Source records

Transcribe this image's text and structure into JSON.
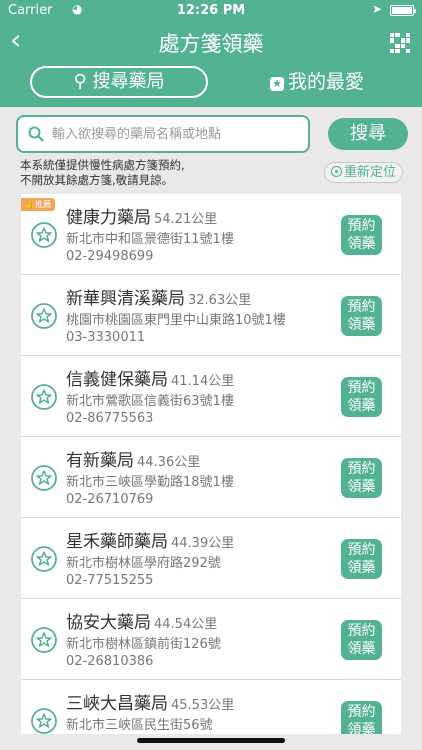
{
  "status": {
    "carrier": "Carrier",
    "time": "12:26 PM"
  },
  "header": {
    "title": "處方箋領藥",
    "tab_search": "搜尋藥局",
    "tab_favorites": "我的最愛"
  },
  "search": {
    "placeholder": "輸入欲搜尋的藥局名稱或地點",
    "value": "",
    "button": "搜尋"
  },
  "notice": {
    "line1": "本系統僅提供慢性病處方箋預約,",
    "line2": "不開放其餘處方箋,敬請見諒。"
  },
  "relocate_label": "重新定位",
  "recommend_badge": "推薦",
  "book_label_1": "預約",
  "book_label_2": "領藥",
  "colors": {
    "accent": "#52b293",
    "badge": "#f0a559"
  },
  "pharmacies": [
    {
      "name": "健康力藥局",
      "distance": "54.21公里",
      "address": "新北市中和區景德街11號1樓",
      "phone": "02-29498699"
    },
    {
      "name": "新華興清溪藥局",
      "distance": "32.63公里",
      "address": "桃園市桃園區東門里中山東路10號1樓",
      "phone": "03-3330011"
    },
    {
      "name": "信義健保藥局",
      "distance": "41.14公里",
      "address": "新北市鶯歌區信義街63號1樓",
      "phone": "02-86775563"
    },
    {
      "name": "有新藥局",
      "distance": "44.36公里",
      "address": "新北市三峽區學勤路18號1樓",
      "phone": "02-26710769"
    },
    {
      "name": "星禾藥師藥局",
      "distance": "44.39公里",
      "address": "新北市樹林區學府路292號",
      "phone": "02-77515255"
    },
    {
      "name": "協安大藥局",
      "distance": "44.54公里",
      "address": "新北市樹林區鎮前街126號",
      "phone": "02-26810386"
    },
    {
      "name": "三峽大昌藥局",
      "distance": "45.53公里",
      "address": "新北市三峽區民生街56號",
      "phone": ""
    }
  ]
}
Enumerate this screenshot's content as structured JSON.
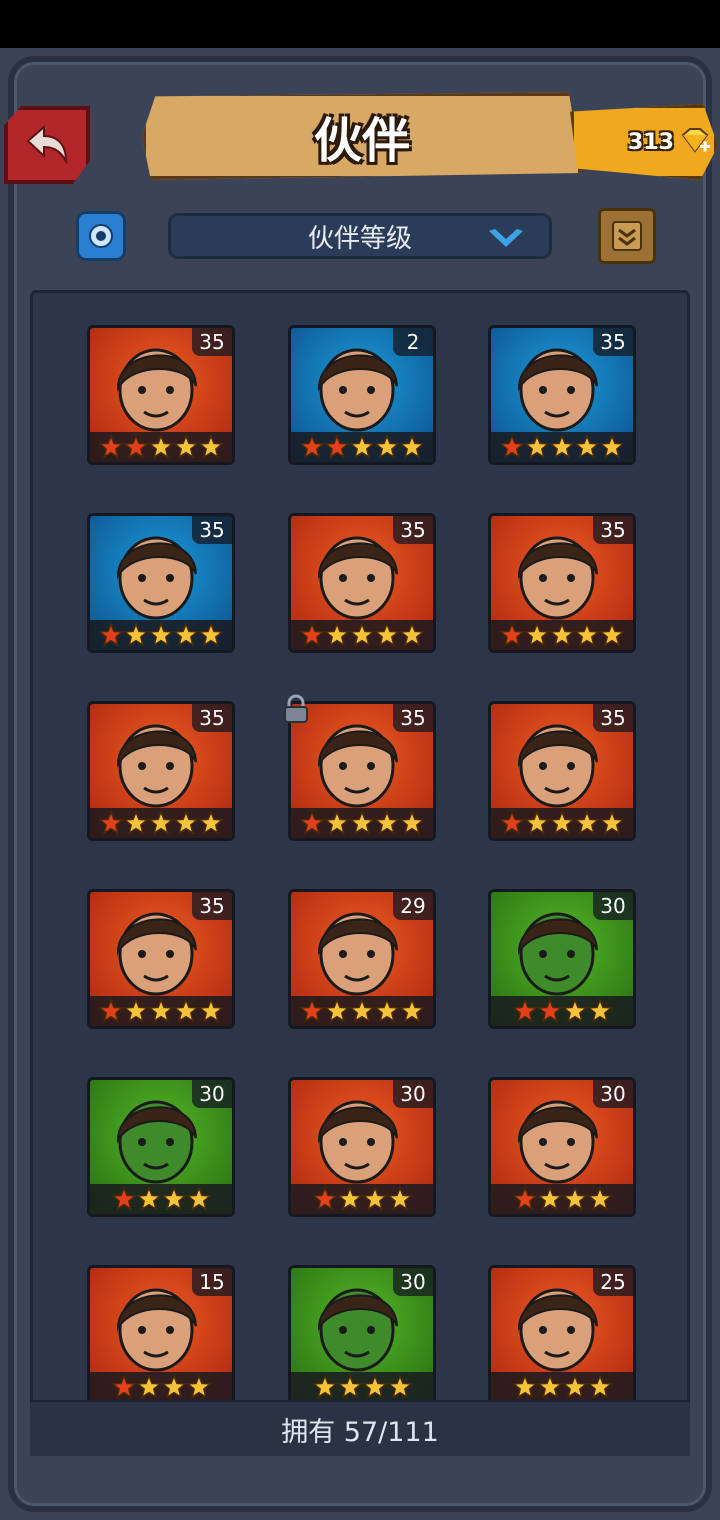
{
  "header": {
    "title": "伙伴",
    "gems": "313",
    "sort_label": "伙伴等级"
  },
  "colors": {
    "frame": "#3b4456",
    "title_banner": "#d8a964",
    "gem_counter": "#f0a81e",
    "back_button": "#b3262a",
    "card_red": "#ee5b22",
    "card_blue": "#1c9ad8",
    "card_green": "#55b726"
  },
  "icons": {
    "back": "back-arrow-icon",
    "gem": "diamond-plus-icon",
    "settings": "settings-gear-icon",
    "dropdown": "chevron-down-icon",
    "scroll": "scroll-icon",
    "lock": "lock-icon"
  },
  "partners": [
    {
      "level": "35",
      "stars": 5,
      "red_stars": 2,
      "bg": "red"
    },
    {
      "level": "2",
      "stars": 5,
      "red_stars": 2,
      "bg": "blue"
    },
    {
      "level": "35",
      "stars": 5,
      "red_stars": 1,
      "bg": "blue"
    },
    {
      "level": "35",
      "stars": 5,
      "red_stars": 1,
      "bg": "blue"
    },
    {
      "level": "35",
      "stars": 5,
      "red_stars": 1,
      "bg": "red"
    },
    {
      "level": "35",
      "stars": 5,
      "red_stars": 1,
      "bg": "red"
    },
    {
      "level": "35",
      "stars": 5,
      "red_stars": 1,
      "bg": "red"
    },
    {
      "level": "35",
      "stars": 5,
      "red_stars": 1,
      "bg": "red",
      "locked": true
    },
    {
      "level": "35",
      "stars": 5,
      "red_stars": 1,
      "bg": "red"
    },
    {
      "level": "35",
      "stars": 5,
      "red_stars": 1,
      "bg": "red"
    },
    {
      "level": "29",
      "stars": 5,
      "red_stars": 1,
      "bg": "red"
    },
    {
      "level": "30",
      "stars": 4,
      "red_stars": 2,
      "bg": "green"
    },
    {
      "level": "30",
      "stars": 4,
      "red_stars": 1,
      "bg": "green"
    },
    {
      "level": "30",
      "stars": 4,
      "red_stars": 1,
      "bg": "red"
    },
    {
      "level": "30",
      "stars": 4,
      "red_stars": 1,
      "bg": "red"
    },
    {
      "level": "15",
      "stars": 4,
      "red_stars": 1,
      "bg": "red"
    },
    {
      "level": "30",
      "stars": 4,
      "red_stars": 0,
      "bg": "green"
    },
    {
      "level": "25",
      "stars": 4,
      "red_stars": 0,
      "bg": "red"
    }
  ],
  "footer": {
    "owned_text": "拥有 57/111"
  }
}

Instruction: Above are records to transcribe exactly; leave their pictures out.

Written answer:
Transcribe this image's text and structure into JSON.
{
  "status": {
    "carrier": "Carrier",
    "time": "12:26 PM"
  },
  "header": {
    "title": "處方箋領藥",
    "tab_search": "搜尋藥局",
    "tab_favorites": "我的最愛"
  },
  "search": {
    "placeholder": "輸入欲搜尋的藥局名稱或地點",
    "value": "",
    "button": "搜尋"
  },
  "notice": {
    "line1": "本系統僅提供慢性病處方箋預約,",
    "line2": "不開放其餘處方箋,敬請見諒。"
  },
  "relocate_label": "重新定位",
  "recommend_badge": "推薦",
  "book_label_1": "預約",
  "book_label_2": "領藥",
  "colors": {
    "accent": "#52b293",
    "badge": "#f0a559"
  },
  "pharmacies": [
    {
      "name": "健康力藥局",
      "distance": "54.21公里",
      "address": "新北市中和區景德街11號1樓",
      "phone": "02-29498699"
    },
    {
      "name": "新華興清溪藥局",
      "distance": "32.63公里",
      "address": "桃園市桃園區東門里中山東路10號1樓",
      "phone": "03-3330011"
    },
    {
      "name": "信義健保藥局",
      "distance": "41.14公里",
      "address": "新北市鶯歌區信義街63號1樓",
      "phone": "02-86775563"
    },
    {
      "name": "有新藥局",
      "distance": "44.36公里",
      "address": "新北市三峽區學勤路18號1樓",
      "phone": "02-26710769"
    },
    {
      "name": "星禾藥師藥局",
      "distance": "44.39公里",
      "address": "新北市樹林區學府路292號",
      "phone": "02-77515255"
    },
    {
      "name": "協安大藥局",
      "distance": "44.54公里",
      "address": "新北市樹林區鎮前街126號",
      "phone": "02-26810386"
    },
    {
      "name": "三峽大昌藥局",
      "distance": "45.53公里",
      "address": "新北市三峽區民生街56號",
      "phone": ""
    }
  ]
}
Enumerate this screenshot's content as structured JSON.
{
  "header": {
    "title": "伙伴",
    "gems": "313",
    "sort_label": "伙伴等级"
  },
  "colors": {
    "frame": "#3b4456",
    "title_banner": "#d8a964",
    "gem_counter": "#f0a81e",
    "back_button": "#b3262a",
    "card_red": "#ee5b22",
    "card_blue": "#1c9ad8",
    "card_green": "#55b726"
  },
  "icons": {
    "back": "back-arrow-icon",
    "gem": "diamond-plus-icon",
    "settings": "settings-gear-icon",
    "dropdown": "chevron-down-icon",
    "scroll": "scroll-icon",
    "lock": "lock-icon"
  },
  "partners": [
    {
      "level": "35",
      "stars": 5,
      "red_stars": 2,
      "bg": "red"
    },
    {
      "level": "2",
      "stars": 5,
      "red_stars": 2,
      "bg": "blue"
    },
    {
      "level": "35",
      "stars": 5,
      "red_stars": 1,
      "bg": "blue"
    },
    {
      "level": "35",
      "stars": 5,
      "red_stars": 1,
      "bg": "blue"
    },
    {
      "level": "35",
      "stars": 5,
      "red_stars": 1,
      "bg": "red"
    },
    {
      "level": "35",
      "stars": 5,
      "red_stars": 1,
      "bg": "red"
    },
    {
      "level": "35",
      "stars": 5,
      "red_stars": 1,
      "bg": "red"
    },
    {
      "level": "35",
      "stars": 5,
      "red_stars": 1,
      "bg": "red",
      "locked": true
    },
    {
      "level": "35",
      "stars": 5,
      "red_stars": 1,
      "bg": "red"
    },
    {
      "level": "35",
      "stars": 5,
      "red_stars": 1,
      "bg": "red"
    },
    {
      "level": "29",
      "stars": 5,
      "red_stars": 1,
      "bg": "red"
    },
    {
      "level": "30",
      "stars": 4,
      "red_stars": 2,
      "bg": "green"
    },
    {
      "level": "30",
      "stars": 4,
      "red_stars": 1,
      "bg": "green"
    },
    {
      "level": "30",
      "stars": 4,
      "red_stars": 1,
      "bg": "red"
    },
    {
      "level": "30",
      "stars": 4,
      "red_stars": 1,
      "bg": "red"
    },
    {
      "level": "15",
      "stars": 4,
      "red_stars": 1,
      "bg": "red"
    },
    {
      "level": "30",
      "stars": 4,
      "red_stars": 0,
      "bg": "green"
    },
    {
      "level": "25",
      "stars": 4,
      "red_stars": 0,
      "bg": "red"
    }
  ],
  "footer": {
    "owned_text": "拥有 57/111"
  }
}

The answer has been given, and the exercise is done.